GOAL: Give the number of lines in the records below that include "icon". Reply with that number alone.
***** EXERCISE MATERIALS *****
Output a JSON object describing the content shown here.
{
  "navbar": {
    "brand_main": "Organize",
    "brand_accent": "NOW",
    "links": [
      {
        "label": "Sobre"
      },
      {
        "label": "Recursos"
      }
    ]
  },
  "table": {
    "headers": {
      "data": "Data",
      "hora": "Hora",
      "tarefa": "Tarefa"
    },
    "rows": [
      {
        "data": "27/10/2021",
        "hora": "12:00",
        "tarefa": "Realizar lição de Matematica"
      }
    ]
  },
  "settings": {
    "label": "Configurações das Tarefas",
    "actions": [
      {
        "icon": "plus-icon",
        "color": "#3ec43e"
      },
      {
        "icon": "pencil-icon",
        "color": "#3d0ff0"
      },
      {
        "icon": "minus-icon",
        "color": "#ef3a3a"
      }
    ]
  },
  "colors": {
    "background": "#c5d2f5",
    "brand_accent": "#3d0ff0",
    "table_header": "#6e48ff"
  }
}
*****
RESPONSE TO THIS EXERCISE: 3